EXERCISE AIM: Copy all lines holding the word "bosom" from the entries.

PROVIDED ENTRIES:
+ + + +
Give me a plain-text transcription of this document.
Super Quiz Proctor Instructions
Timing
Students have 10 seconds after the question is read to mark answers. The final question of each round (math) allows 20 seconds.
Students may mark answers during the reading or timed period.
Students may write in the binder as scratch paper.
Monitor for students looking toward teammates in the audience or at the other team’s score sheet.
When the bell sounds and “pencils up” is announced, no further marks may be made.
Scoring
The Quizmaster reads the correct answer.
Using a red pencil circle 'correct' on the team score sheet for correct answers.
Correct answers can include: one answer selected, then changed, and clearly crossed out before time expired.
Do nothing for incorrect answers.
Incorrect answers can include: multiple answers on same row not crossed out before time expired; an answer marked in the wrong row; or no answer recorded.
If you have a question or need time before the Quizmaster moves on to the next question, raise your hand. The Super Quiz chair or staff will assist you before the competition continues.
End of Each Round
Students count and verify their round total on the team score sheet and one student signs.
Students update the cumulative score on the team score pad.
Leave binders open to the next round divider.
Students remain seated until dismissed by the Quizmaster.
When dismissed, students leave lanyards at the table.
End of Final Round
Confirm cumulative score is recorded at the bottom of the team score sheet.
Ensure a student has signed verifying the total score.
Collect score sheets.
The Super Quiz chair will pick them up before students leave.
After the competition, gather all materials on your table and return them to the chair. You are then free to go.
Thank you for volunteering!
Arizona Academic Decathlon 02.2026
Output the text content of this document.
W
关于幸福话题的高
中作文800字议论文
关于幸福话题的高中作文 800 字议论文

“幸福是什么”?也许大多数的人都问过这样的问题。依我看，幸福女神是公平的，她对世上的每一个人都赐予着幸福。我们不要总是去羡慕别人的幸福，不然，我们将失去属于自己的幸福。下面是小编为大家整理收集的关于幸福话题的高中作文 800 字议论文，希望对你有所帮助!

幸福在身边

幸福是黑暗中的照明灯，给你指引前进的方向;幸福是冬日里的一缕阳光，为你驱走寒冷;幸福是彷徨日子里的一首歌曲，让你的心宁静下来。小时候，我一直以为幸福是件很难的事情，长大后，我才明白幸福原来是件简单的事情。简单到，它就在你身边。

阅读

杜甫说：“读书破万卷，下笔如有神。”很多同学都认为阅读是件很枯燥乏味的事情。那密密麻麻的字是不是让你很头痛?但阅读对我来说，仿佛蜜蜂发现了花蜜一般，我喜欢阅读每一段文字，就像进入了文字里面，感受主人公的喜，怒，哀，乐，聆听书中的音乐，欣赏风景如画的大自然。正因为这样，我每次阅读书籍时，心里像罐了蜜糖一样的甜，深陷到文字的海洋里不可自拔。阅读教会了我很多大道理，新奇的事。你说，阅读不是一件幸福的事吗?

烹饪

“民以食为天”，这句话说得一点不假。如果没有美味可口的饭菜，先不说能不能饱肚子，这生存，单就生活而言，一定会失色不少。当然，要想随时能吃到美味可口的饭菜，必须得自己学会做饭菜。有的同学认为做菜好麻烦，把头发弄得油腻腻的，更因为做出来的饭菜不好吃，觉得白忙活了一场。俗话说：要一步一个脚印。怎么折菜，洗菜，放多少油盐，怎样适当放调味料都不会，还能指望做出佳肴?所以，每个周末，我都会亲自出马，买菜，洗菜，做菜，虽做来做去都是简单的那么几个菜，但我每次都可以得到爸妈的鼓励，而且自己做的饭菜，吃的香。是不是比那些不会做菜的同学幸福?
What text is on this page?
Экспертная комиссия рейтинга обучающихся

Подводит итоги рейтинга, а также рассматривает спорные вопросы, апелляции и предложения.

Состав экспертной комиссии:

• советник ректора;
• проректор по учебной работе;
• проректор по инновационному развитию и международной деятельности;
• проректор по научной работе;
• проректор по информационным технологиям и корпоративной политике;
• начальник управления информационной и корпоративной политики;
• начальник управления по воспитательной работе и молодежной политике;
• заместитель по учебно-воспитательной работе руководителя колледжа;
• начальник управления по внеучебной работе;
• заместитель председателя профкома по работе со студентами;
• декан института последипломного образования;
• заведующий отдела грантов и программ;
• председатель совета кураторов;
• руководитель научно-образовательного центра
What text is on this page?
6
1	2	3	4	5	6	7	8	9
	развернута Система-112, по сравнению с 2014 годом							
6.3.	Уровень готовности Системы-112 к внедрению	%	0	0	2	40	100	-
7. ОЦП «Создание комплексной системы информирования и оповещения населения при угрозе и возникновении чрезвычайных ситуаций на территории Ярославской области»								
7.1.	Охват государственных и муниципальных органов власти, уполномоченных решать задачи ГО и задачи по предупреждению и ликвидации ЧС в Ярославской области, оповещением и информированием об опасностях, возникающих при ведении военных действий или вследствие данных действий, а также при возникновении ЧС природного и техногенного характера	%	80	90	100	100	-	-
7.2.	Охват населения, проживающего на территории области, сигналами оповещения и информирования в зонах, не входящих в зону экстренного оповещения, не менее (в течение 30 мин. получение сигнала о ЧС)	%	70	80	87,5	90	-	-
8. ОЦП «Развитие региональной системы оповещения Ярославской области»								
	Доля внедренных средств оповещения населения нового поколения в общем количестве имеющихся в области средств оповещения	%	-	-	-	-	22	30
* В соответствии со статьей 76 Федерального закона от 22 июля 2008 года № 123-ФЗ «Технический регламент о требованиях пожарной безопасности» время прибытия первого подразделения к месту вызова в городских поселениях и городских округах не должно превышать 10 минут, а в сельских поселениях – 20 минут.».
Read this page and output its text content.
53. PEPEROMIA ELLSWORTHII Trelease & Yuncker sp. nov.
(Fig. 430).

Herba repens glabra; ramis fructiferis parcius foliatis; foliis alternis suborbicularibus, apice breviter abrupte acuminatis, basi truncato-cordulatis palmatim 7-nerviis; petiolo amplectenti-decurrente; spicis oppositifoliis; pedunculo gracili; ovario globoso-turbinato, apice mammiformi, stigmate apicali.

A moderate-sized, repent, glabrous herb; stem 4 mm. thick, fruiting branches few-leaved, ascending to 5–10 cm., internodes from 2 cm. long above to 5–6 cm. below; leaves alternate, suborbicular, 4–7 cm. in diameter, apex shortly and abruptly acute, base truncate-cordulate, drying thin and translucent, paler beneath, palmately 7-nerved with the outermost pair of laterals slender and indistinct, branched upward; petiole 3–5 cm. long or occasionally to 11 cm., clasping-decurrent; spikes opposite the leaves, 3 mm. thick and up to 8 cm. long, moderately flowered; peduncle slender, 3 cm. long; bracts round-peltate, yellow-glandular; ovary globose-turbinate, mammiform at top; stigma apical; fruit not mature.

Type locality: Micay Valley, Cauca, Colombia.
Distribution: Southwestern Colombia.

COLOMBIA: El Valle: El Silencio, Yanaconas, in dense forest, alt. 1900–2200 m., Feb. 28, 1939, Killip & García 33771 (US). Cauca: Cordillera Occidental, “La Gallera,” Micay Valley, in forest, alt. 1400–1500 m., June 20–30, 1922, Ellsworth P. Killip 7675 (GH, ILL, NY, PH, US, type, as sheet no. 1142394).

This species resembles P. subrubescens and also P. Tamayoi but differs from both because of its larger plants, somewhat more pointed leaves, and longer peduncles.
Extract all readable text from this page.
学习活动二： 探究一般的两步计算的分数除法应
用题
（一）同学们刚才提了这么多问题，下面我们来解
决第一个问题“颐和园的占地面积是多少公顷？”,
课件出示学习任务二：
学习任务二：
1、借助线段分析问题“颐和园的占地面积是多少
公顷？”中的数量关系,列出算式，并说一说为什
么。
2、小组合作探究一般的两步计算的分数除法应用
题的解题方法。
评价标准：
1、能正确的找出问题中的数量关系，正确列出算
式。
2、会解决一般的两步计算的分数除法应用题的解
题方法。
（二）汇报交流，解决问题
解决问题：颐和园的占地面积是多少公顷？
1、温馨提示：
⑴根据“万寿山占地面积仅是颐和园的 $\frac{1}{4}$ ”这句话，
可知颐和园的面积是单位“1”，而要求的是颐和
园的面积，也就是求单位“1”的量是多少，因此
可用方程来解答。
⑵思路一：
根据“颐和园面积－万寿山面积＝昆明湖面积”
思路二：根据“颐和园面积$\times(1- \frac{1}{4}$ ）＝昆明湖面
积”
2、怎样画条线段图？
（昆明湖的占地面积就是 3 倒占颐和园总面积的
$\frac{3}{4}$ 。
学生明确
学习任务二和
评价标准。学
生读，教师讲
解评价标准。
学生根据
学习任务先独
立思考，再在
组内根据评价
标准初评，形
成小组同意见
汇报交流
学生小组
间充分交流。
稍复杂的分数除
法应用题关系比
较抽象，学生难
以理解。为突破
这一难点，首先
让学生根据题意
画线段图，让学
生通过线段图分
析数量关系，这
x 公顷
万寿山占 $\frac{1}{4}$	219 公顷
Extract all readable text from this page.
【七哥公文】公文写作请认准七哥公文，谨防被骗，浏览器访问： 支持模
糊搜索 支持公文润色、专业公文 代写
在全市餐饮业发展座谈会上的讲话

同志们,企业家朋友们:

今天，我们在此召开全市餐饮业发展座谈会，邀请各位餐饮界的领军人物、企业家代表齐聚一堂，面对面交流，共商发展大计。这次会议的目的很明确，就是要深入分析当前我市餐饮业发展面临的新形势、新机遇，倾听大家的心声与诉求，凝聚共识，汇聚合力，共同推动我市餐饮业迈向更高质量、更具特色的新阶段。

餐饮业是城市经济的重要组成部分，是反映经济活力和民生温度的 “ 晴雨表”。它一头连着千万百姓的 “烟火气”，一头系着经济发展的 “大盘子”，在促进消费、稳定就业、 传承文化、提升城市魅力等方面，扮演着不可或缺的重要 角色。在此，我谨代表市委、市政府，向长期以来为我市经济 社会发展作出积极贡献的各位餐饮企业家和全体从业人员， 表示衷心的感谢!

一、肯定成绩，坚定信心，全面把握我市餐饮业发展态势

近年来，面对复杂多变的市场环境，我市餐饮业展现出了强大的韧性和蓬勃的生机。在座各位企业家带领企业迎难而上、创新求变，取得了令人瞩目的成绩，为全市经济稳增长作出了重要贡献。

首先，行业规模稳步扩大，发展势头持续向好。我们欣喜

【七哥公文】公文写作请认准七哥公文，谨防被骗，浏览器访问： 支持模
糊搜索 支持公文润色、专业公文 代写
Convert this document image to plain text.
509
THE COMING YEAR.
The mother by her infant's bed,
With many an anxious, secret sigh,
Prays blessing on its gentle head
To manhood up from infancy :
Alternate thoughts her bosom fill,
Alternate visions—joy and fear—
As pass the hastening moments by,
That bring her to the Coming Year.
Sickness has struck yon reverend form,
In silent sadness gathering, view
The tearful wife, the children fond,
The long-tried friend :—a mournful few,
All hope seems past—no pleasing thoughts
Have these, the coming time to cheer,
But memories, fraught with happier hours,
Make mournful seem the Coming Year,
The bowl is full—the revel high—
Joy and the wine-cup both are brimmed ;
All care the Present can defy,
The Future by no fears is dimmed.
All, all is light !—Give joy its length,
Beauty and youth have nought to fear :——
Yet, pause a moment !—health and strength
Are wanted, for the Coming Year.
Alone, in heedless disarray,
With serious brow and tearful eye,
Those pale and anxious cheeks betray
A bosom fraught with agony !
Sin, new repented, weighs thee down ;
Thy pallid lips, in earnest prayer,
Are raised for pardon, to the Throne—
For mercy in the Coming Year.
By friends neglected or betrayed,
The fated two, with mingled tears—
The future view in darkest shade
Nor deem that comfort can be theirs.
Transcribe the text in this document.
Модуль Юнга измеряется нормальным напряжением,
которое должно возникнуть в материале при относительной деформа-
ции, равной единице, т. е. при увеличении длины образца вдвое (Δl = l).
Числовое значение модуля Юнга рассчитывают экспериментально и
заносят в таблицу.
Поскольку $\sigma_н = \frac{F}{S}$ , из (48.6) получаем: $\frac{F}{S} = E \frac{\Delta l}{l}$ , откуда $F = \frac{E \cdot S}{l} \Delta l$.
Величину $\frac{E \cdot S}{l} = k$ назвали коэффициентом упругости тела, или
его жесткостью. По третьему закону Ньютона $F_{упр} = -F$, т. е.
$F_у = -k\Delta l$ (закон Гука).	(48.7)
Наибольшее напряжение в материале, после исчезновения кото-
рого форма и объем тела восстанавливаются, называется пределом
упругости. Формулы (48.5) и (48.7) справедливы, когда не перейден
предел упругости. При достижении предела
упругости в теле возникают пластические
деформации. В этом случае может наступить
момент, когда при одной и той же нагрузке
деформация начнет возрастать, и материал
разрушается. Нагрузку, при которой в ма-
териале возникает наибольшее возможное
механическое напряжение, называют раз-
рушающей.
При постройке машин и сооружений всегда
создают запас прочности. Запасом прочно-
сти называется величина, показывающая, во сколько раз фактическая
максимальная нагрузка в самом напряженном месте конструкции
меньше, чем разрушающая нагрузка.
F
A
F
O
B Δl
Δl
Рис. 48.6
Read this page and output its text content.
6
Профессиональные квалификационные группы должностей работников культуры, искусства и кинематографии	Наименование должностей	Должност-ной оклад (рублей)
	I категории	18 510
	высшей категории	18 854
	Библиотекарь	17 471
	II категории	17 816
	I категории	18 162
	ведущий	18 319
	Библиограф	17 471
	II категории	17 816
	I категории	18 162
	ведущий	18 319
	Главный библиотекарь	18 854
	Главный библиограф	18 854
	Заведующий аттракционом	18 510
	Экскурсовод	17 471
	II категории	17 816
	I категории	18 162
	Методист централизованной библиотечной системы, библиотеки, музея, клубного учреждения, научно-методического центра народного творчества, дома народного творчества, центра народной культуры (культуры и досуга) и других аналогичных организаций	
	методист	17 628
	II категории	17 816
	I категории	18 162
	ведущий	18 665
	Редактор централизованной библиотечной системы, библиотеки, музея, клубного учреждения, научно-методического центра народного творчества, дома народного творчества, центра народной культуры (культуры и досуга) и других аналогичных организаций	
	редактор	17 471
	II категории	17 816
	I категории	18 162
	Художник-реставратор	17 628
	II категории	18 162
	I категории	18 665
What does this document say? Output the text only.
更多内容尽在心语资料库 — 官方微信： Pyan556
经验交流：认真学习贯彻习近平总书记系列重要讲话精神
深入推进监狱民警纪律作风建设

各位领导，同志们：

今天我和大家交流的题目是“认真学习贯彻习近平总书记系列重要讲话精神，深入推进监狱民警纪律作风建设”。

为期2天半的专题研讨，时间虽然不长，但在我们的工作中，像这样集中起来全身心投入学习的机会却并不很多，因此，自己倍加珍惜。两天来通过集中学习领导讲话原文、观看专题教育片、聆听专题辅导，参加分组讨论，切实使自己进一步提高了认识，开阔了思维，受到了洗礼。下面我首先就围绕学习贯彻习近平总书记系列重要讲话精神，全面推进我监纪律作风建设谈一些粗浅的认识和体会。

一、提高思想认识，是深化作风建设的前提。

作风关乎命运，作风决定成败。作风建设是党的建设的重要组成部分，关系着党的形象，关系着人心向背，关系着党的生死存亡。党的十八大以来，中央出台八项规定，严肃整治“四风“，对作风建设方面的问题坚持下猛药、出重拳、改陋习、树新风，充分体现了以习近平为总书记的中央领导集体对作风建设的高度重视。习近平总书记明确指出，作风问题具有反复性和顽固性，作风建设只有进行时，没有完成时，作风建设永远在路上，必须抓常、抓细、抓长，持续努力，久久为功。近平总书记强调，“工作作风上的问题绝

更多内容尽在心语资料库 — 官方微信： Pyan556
+ + + +
FULL SOLUTION:
Alternate thoughts her bosom fill,
A bosom fraught with agony !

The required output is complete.